Stored records:
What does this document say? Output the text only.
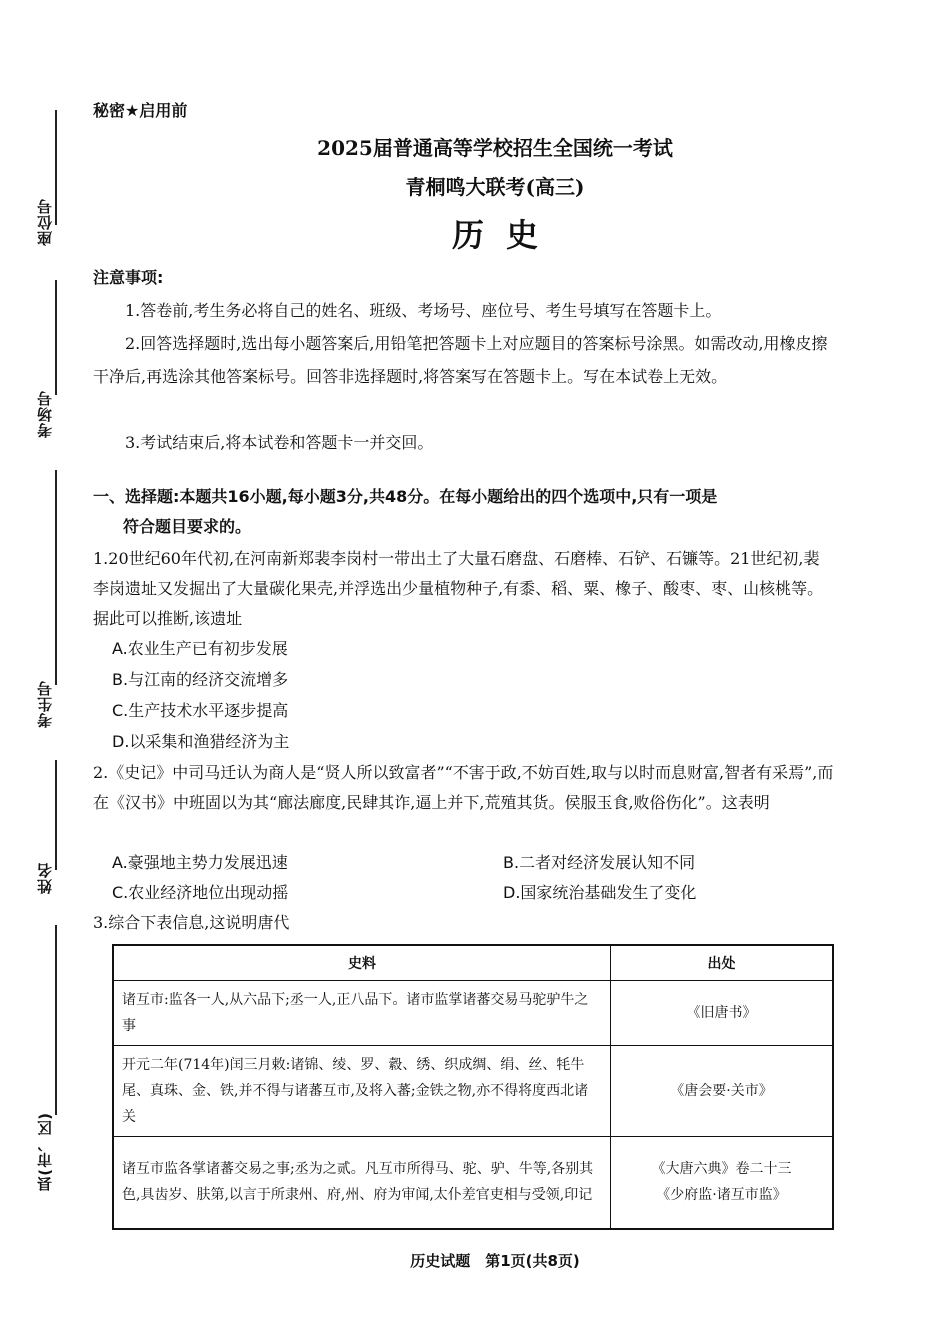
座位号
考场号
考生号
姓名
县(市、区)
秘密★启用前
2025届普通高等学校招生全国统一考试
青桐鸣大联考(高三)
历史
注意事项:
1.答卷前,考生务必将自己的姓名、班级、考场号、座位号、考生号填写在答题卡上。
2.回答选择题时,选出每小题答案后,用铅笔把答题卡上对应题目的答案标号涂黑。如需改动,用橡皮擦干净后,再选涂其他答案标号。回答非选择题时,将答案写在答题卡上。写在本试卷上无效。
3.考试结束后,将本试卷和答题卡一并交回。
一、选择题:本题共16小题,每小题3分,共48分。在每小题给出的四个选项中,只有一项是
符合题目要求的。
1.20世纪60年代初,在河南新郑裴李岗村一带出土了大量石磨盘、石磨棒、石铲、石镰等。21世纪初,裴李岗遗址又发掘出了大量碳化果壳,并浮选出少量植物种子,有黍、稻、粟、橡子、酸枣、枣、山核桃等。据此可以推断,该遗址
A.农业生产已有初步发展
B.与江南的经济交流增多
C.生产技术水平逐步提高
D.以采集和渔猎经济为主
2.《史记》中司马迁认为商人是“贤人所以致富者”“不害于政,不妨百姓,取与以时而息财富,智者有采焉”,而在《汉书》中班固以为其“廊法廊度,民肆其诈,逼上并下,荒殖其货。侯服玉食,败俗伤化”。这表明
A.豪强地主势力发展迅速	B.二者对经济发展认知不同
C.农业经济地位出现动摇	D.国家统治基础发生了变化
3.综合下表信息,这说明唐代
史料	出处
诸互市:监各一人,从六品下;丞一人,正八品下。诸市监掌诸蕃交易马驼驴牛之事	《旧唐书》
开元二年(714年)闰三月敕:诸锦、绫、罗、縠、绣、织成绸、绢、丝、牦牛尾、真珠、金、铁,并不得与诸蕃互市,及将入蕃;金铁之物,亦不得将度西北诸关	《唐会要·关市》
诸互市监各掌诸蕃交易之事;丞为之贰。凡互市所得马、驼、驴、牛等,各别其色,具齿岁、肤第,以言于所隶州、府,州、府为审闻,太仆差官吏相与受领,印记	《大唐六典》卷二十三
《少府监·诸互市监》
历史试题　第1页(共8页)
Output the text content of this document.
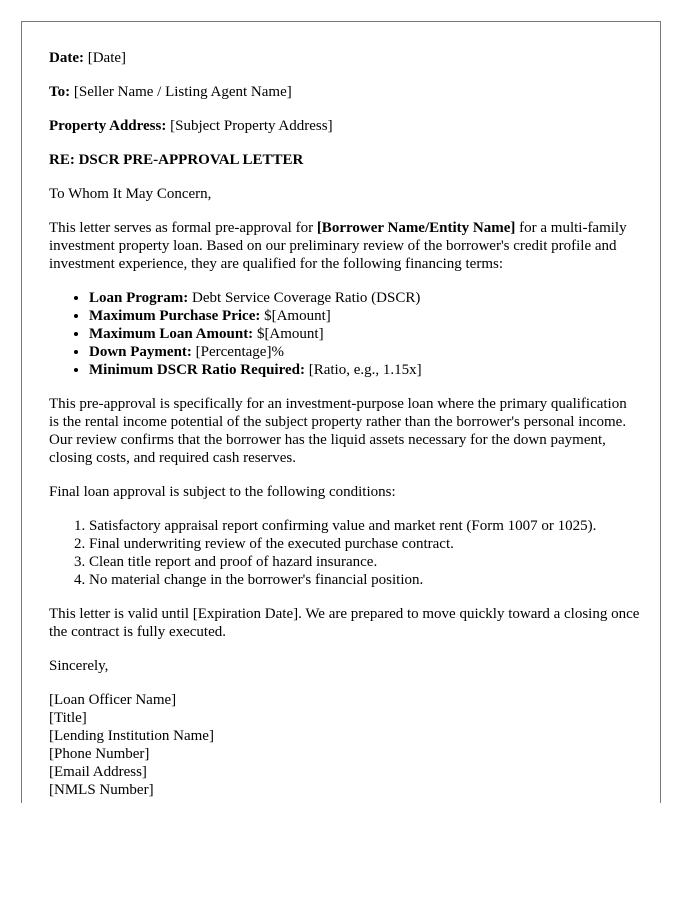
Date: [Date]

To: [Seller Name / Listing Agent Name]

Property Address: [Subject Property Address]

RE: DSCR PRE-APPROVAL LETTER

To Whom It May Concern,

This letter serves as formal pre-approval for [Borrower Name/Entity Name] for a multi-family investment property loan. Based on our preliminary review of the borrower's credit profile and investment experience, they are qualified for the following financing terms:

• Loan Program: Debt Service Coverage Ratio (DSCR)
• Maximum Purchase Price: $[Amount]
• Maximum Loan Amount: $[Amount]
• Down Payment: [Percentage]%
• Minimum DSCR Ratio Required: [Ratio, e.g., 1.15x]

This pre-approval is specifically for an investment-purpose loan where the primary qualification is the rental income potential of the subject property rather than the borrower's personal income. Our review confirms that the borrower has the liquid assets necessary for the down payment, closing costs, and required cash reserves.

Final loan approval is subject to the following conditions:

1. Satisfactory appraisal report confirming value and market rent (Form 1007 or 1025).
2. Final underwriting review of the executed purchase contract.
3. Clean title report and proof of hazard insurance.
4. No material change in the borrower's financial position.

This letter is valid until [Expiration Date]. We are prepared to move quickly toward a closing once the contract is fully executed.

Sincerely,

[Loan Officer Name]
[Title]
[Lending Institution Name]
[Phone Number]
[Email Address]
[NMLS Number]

→ TO BE DONE:
Every record above should be written out again exactly; the pictures stay out of the copy.

→ EXERCISE SOLUTION:
What does this document say? Output the text only.
座位号
考场号
考生号
姓名
县(市、区)
秘密★启用前
2025届普通高等学校招生全国统一考试
青桐鸣大联考(高三)
历史
注意事项:
1.答卷前,考生务必将自己的姓名、班级、考场号、座位号、考生号填写在答题卡上。
2.回答选择题时,选出每小题答案后,用铅笔把答题卡上对应题目的答案标号涂黑。如需改动,用橡皮擦干净后,再选涂其他答案标号。回答非选择题时,将答案写在答题卡上。写在本试卷上无效。
3.考试结束后,将本试卷和答题卡一并交回。
一、选择题:本题共16小题,每小题3分,共48分。在每小题给出的四个选项中,只有一项是
符合题目要求的。
1.20世纪60年代初,在河南新郑裴李岗村一带出土了大量石磨盘、石磨棒、石铲、石镰等。21世纪初,裴李岗遗址又发掘出了大量碳化果壳,并浮选出少量植物种子,有黍、稻、粟、橡子、酸枣、枣、山核桃等。据此可以推断,该遗址
A.农业生产已有初步发展
B.与江南的经济交流增多
C.生产技术水平逐步提高
D.以采集和渔猎经济为主
2.《史记》中司马迁认为商人是“贤人所以致富者”“不害于政,不妨百姓,取与以时而息财富,智者有采焉”,而在《汉书》中班固以为其“廊法廊度,民肆其诈,逼上并下,荒殖其货。侯服玉食,败俗伤化”。这表明
A.豪强地主势力发展迅速	B.二者对经济发展认知不同
C.农业经济地位出现动摇	D.国家统治基础发生了变化
3.综合下表信息,这说明唐代
史料	出处
诸互市:监各一人,从六品下;丞一人,正八品下。诸市监掌诸蕃交易马驼驴牛之事	《旧唐书》
开元二年(714年)闰三月敕:诸锦、绫、罗、縠、绣、织成绸、绢、丝、牦牛尾、真珠、金、铁,并不得与诸蕃互市,及将入蕃;金铁之物,亦不得将度西北诸关	《唐会要·关市》
诸互市监各掌诸蕃交易之事;丞为之贰。凡互市所得马、驼、驴、牛等,各别其色,具齿岁、肤第,以言于所隶州、府,州、府为审闻,太仆差官吏相与受领,印记	《大唐六典》卷二十三
《少府监·诸互市监》
历史试题　第1页(共8页)
Output the text content of this document.
Date: [Date]

To: [Seller Name / Listing Agent Name]

Property Address: [Subject Property Address]

RE: DSCR PRE-APPROVAL LETTER

To Whom It May Concern,

This letter serves as formal pre-approval for [Borrower Name/Entity Name] for a multi-family investment property loan. Based on our preliminary review of the borrower's credit profile and investment experience, they are qualified for the following financing terms:

• Loan Program: Debt Service Coverage Ratio (DSCR)
• Maximum Purchase Price: $[Amount]
• Maximum Loan Amount: $[Amount]
• Down Payment: [Percentage]%
• Minimum DSCR Ratio Required: [Ratio, e.g., 1.15x]

This pre-approval is specifically for an investment-purpose loan where the primary qualification is the rental income potential of the subject property rather than the borrower's personal income. Our review confirms that the borrower has the liquid assets necessary for the down payment, closing costs, and required cash reserves.

Final loan approval is subject to the following conditions:

1. Satisfactory appraisal report confirming value and market rent (Form 1007 or 1025).
2. Final underwriting review of the executed purchase contract.
3. Clean title report and proof of hazard insurance.
4. No material change in the borrower's financial position.

This letter is valid until [Expiration Date]. We are prepared to move quickly toward a closing once the contract is fully executed.

Sincerely,

[Loan Officer Name]
[Title]
[Lending Institution Name]
[Phone Number]
[Email Address]
[NMLS Number]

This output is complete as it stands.